▶ Stated goal
Each entry must be reproduced precisely as it stands.

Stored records
'''

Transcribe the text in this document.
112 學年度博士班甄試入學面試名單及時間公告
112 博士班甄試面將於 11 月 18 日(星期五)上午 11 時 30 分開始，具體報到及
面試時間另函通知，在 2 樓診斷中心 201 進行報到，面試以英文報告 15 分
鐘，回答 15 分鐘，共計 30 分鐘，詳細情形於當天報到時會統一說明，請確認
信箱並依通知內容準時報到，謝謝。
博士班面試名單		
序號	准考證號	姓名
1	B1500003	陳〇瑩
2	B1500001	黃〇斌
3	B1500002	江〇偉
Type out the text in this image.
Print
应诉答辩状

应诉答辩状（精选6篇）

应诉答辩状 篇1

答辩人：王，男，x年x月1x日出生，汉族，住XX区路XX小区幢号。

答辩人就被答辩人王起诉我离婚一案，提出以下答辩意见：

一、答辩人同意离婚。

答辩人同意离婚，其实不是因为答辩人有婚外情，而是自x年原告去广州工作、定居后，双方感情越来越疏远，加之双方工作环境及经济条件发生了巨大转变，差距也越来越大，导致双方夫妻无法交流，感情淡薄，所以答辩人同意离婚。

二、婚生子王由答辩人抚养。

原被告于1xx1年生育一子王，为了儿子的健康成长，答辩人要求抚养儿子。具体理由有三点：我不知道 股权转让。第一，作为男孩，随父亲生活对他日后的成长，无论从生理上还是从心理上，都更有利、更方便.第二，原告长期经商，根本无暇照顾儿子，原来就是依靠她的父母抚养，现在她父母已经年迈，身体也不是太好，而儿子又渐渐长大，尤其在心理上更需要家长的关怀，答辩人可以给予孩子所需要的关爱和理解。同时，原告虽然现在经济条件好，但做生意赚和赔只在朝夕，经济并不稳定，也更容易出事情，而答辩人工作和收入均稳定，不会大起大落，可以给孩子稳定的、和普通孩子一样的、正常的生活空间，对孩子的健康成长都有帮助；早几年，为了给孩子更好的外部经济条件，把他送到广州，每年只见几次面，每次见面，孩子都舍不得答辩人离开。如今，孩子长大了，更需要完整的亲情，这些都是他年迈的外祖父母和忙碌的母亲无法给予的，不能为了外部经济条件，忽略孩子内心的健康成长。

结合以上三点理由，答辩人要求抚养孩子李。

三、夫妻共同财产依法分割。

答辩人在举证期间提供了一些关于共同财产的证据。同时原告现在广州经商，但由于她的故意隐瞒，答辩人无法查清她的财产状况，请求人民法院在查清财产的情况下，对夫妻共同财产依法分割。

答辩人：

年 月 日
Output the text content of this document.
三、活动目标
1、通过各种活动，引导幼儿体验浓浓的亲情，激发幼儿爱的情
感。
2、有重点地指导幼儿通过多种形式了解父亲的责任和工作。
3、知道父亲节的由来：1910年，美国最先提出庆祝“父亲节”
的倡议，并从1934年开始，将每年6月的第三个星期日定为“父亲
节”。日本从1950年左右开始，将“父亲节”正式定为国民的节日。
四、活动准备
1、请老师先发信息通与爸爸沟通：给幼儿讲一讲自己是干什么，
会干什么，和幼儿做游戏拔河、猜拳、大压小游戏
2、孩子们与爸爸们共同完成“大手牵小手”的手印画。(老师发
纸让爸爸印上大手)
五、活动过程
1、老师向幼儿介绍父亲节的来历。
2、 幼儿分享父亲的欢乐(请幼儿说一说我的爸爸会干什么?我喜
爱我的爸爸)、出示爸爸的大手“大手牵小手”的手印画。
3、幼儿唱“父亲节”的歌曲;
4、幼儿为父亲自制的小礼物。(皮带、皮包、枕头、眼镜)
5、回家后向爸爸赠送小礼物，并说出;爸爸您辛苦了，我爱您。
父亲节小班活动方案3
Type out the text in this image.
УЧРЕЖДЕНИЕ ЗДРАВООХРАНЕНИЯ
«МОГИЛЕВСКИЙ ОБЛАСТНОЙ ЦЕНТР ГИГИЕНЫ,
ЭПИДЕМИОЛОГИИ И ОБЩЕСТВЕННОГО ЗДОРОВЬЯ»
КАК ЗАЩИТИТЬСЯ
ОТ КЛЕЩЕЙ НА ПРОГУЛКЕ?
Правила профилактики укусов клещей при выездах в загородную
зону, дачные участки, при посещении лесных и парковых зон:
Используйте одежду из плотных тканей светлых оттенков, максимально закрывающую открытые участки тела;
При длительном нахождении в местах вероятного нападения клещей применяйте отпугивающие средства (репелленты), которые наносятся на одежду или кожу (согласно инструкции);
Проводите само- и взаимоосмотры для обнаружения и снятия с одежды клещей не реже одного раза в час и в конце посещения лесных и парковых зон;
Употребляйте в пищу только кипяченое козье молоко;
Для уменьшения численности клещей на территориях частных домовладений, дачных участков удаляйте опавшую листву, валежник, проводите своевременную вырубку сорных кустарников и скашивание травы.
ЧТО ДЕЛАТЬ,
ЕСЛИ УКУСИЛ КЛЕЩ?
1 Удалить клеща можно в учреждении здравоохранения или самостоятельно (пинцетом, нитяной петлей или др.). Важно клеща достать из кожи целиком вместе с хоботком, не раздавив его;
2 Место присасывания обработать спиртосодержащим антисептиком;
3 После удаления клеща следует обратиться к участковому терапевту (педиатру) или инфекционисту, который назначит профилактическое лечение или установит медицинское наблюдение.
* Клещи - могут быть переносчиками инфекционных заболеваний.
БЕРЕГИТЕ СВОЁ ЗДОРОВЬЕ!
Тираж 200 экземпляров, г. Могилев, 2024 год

'''

▶ Answer to the problem
Transcribe the text in this document.
112 學年度博士班甄試入學面試名單及時間公告
112 博士班甄試面將於 11 月 18 日(星期五)上午 11 時 30 分開始，具體報到及
面試時間另函通知，在 2 樓診斷中心 201 進行報到，面試以英文報告 15 分
鐘，回答 15 分鐘，共計 30 分鐘，詳細情形於當天報到時會統一說明，請確認
信箱並依通知內容準時報到，謝謝。
博士班面試名單		
序號	准考證號	姓名
1	B1500003	陳〇瑩
2	B1500001	黃〇斌
3	B1500002	江〇偉
Type out the text in this image.
Print
应诉答辩状

应诉答辩状（精选6篇）

应诉答辩状 篇1

答辩人：王，男，x年x月1x日出生，汉族，住XX区路XX小区幢号。

答辩人就被答辩人王起诉我离婚一案，提出以下答辩意见：

一、答辩人同意离婚。

答辩人同意离婚，其实不是因为答辩人有婚外情，而是自x年原告去广州工作、定居后，双方感情越来越疏远，加之双方工作环境及经济条件发生了巨大转变，差距也越来越大，导致双方夫妻无法交流，感情淡薄，所以答辩人同意离婚。

二、婚生子王由答辩人抚养。

原被告于1xx1年生育一子王，为了儿子的健康成长，答辩人要求抚养儿子。具体理由有三点：我不知道 股权转让。第一，作为男孩，随父亲生活对他日后的成长，无论从生理上还是从心理上，都更有利、更方便.第二，原告长期经商，根本无暇照顾儿子，原来就是依靠她的父母抚养，现在她父母已经年迈，身体也不是太好，而儿子又渐渐长大，尤其在心理上更需要家长的关怀，答辩人可以给予孩子所需要的关爱和理解。同时，原告虽然现在经济条件好，但做生意赚和赔只在朝夕，经济并不稳定，也更容易出事情，而答辩人工作和收入均稳定，不会大起大落，可以给孩子稳定的、和普通孩子一样的、正常的生活空间，对孩子的健康成长都有帮助；早几年，为了给孩子更好的外部经济条件，把他送到广州，每年只见几次面，每次见面，孩子都舍不得答辩人离开。如今，孩子长大了，更需要完整的亲情，这些都是他年迈的外祖父母和忙碌的母亲无法给予的，不能为了外部经济条件，忽略孩子内心的健康成长。

结合以上三点理由，答辩人要求抚养孩子李。

三、夫妻共同财产依法分割。

答辩人在举证期间提供了一些关于共同财产的证据。同时原告现在广州经商，但由于她的故意隐瞒，答辩人无法查清她的财产状况，请求人民法院在查清财产的情况下，对夫妻共同财产依法分割。

答辩人：

年 月 日
Output the text content of this document.
三、活动目标
1、通过各种活动，引导幼儿体验浓浓的亲情，激发幼儿爱的情
感。
2、有重点地指导幼儿通过多种形式了解父亲的责任和工作。
3、知道父亲节的由来：1910年，美国最先提出庆祝“父亲节”
的倡议，并从1934年开始，将每年6月的第三个星期日定为“父亲
节”。日本从1950年左右开始，将“父亲节”正式定为国民的节日。
四、活动准备
1、请老师先发信息通与爸爸沟通：给幼儿讲一讲自己是干什么，
会干什么，和幼儿做游戏拔河、猜拳、大压小游戏
2、孩子们与爸爸们共同完成“大手牵小手”的手印画。(老师发
纸让爸爸印上大手)
五、活动过程
1、老师向幼儿介绍父亲节的来历。
2、 幼儿分享父亲的欢乐(请幼儿说一说我的爸爸会干什么?我喜
爱我的爸爸)、出示爸爸的大手“大手牵小手”的手印画。
3、幼儿唱“父亲节”的歌曲;
4、幼儿为父亲自制的小礼物。(皮带、皮包、枕头、眼镜)
5、回家后向爸爸赠送小礼物，并说出;爸爸您辛苦了，我爱您。
父亲节小班活动方案3
Type out the text in this image.
УЧРЕЖДЕНИЕ ЗДРАВООХРАНЕНИЯ
«МОГИЛЕВСКИЙ ОБЛАСТНОЙ ЦЕНТР ГИГИЕНЫ,
ЭПИДЕМИОЛОГИИ И ОБЩЕСТВЕННОГО ЗДОРОВЬЯ»
КАК ЗАЩИТИТЬСЯ
ОТ КЛЕЩЕЙ НА ПРОГУЛКЕ?
Правила профилактики укусов клещей при выездах в загородную
зону, дачные участки, при посещении лесных и парковых зон:
Используйте одежду из плотных тканей светлых оттенков, максимально закрывающую открытые участки тела;
При длительном нахождении в местах вероятного нападения клещей применяйте отпугивающие средства (репелленты), которые наносятся на одежду или кожу (согласно инструкции);
Проводите само- и взаимоосмотры для обнаружения и снятия с одежды клещей не реже одного раза в час и в конце посещения лесных и парковых зон;
Употребляйте в пищу только кипяченое козье молоко;
Для уменьшения численности клещей на территориях частных домовладений, дачных участков удаляйте опавшую листву, валежник, проводите своевременную вырубку сорных кустарников и скашивание травы.
ЧТО ДЕЛАТЬ,
ЕСЛИ УКУСИЛ КЛЕЩ?
1 Удалить клеща можно в учреждении здравоохранения или самостоятельно (пинцетом, нитяной петлей или др.). Важно клеща достать из кожи целиком вместе с хоботком, не раздавив его;
2 Место присасывания обработать спиртосодержащим антисептиком;
3 После удаления клеща следует обратиться к участковому терапевту (педиатру) или инфекционисту, который назначит профилактическое лечение или установит медицинское наблюдение.
* Клещи - могут быть переносчиками инфекционных заболеваний.
БЕРЕГИТЕ СВОЁ ЗДОРОВЬЕ!
Тираж 200 экземпляров, г. Могилев, 2024 год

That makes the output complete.